[Source records]
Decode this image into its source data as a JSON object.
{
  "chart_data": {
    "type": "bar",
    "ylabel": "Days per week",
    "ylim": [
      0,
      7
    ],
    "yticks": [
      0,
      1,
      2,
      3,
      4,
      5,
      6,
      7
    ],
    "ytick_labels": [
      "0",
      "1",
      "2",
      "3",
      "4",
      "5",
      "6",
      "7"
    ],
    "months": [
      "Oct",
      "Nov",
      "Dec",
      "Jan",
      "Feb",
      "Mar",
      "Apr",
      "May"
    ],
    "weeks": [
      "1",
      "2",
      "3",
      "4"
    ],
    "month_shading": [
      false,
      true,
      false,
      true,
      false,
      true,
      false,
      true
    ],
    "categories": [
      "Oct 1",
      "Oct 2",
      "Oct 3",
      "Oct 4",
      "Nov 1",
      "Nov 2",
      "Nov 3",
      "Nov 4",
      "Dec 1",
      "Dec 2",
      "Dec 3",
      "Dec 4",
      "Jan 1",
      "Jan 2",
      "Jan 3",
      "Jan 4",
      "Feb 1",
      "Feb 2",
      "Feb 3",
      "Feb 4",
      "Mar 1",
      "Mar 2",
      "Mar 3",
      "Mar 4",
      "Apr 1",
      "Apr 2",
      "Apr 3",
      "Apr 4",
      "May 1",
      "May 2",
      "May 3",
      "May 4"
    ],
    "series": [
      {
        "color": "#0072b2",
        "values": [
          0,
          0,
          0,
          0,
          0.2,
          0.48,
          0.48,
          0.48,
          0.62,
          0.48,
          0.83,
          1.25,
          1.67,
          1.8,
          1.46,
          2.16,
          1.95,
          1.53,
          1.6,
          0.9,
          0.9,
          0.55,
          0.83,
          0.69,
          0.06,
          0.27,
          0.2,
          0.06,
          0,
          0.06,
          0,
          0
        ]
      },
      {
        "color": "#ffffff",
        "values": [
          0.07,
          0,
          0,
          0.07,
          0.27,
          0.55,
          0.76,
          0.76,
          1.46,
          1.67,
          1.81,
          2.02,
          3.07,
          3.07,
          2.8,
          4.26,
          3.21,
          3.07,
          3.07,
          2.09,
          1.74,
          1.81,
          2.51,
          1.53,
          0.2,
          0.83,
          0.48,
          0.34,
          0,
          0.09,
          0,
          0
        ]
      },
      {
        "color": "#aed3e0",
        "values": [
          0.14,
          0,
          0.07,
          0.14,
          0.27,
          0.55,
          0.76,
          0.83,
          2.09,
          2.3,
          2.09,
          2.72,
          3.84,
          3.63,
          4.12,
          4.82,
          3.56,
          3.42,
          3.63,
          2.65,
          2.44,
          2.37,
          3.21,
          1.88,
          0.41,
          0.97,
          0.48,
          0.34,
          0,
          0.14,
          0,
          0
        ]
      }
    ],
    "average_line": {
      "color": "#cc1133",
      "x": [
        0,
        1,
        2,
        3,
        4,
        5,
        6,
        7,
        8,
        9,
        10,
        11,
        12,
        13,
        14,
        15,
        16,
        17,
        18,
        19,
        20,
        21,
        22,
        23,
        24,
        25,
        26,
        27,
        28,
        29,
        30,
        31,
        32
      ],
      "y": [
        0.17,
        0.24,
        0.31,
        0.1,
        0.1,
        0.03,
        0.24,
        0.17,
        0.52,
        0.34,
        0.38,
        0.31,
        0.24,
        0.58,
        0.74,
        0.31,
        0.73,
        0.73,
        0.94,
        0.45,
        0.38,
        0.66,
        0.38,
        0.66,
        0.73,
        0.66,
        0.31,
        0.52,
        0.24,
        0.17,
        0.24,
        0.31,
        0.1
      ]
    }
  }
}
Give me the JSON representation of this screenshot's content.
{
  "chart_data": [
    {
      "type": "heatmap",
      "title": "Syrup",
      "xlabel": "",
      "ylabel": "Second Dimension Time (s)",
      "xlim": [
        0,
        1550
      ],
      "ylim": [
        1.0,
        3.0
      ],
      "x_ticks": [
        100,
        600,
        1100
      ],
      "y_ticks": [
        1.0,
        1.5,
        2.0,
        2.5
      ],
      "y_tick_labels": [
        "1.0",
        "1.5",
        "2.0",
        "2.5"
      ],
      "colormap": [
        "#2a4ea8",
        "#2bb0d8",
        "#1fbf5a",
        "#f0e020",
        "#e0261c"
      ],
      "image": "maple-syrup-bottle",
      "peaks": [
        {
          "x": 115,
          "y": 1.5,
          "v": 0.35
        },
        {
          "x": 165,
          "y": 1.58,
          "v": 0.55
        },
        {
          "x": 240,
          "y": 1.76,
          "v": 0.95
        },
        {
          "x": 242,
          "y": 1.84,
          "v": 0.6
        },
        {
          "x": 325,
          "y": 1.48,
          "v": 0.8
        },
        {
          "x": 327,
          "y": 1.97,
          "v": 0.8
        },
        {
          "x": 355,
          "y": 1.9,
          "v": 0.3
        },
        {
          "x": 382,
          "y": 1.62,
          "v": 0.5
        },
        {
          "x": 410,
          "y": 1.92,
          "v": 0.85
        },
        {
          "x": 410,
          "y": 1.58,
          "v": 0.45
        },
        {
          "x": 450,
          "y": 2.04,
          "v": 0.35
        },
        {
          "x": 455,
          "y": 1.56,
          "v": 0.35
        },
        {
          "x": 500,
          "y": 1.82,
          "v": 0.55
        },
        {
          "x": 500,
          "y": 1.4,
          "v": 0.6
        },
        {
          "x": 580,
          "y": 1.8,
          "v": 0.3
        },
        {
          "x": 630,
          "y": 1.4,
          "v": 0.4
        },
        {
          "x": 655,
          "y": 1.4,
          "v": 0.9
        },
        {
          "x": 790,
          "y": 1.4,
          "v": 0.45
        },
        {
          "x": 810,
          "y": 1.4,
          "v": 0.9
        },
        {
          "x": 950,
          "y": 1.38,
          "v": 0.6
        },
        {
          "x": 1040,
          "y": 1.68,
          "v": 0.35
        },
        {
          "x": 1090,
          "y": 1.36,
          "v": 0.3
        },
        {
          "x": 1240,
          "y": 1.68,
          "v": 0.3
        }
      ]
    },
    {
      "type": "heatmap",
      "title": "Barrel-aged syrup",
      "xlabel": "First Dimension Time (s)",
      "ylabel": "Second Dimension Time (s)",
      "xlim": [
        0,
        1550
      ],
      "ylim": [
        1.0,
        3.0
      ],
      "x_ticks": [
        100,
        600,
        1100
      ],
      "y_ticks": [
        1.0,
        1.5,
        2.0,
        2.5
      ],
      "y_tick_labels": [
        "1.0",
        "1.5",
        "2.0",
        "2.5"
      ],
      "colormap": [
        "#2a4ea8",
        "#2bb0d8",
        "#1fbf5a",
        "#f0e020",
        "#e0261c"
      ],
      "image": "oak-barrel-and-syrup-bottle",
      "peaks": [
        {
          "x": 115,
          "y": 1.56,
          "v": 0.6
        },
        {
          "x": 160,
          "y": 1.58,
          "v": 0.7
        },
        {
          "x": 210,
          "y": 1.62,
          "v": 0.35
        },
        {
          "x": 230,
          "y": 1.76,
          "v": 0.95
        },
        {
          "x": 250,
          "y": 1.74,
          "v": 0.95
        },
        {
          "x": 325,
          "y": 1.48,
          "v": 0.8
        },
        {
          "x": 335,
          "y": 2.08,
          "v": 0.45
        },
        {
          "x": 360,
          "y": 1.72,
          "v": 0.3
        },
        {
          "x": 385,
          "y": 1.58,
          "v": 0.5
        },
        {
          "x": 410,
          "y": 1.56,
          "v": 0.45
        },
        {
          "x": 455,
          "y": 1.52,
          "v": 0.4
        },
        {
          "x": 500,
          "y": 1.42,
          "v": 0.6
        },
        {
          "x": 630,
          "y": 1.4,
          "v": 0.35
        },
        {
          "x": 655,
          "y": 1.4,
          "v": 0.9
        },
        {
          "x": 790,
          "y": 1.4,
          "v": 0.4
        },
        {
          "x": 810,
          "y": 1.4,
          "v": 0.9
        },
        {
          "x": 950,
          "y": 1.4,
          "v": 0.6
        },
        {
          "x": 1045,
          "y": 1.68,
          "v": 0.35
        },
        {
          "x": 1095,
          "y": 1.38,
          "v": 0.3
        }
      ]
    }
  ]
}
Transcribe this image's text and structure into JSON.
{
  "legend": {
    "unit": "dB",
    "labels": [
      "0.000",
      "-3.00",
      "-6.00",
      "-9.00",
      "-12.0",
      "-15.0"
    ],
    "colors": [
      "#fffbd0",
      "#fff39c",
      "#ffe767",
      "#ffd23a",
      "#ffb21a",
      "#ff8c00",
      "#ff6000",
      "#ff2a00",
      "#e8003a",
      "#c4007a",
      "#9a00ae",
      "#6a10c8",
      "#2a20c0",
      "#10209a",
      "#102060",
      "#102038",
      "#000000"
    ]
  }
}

• _WHAT TO WORK ON_: Beginning at the line that contains "Transcribe this image's", retype each line of the listing up to and including the last one, exactly as it stands, and nothing else.

• _COMPLETE OUTPUT_:
Transcribe this image's text and structure into JSON.
{
  "legend": {
    "unit": "dB",
    "labels": [
      "0.000",
      "-3.00",
      "-6.00",
      "-9.00",
      "-12.0",
      "-15.0"
    ],
    "colors": [
      "#fffbd0",
      "#fff39c",
      "#ffe767",
      "#ffd23a",
      "#ffb21a",
      "#ff8c00",
      "#ff6000",
      "#ff2a00",
      "#e8003a",
      "#c4007a",
      "#9a00ae",
      "#6a10c8",
      "#2a20c0",
      "#10209a",
      "#102060",
      "#102038",
      "#000000"
    ]
  }
}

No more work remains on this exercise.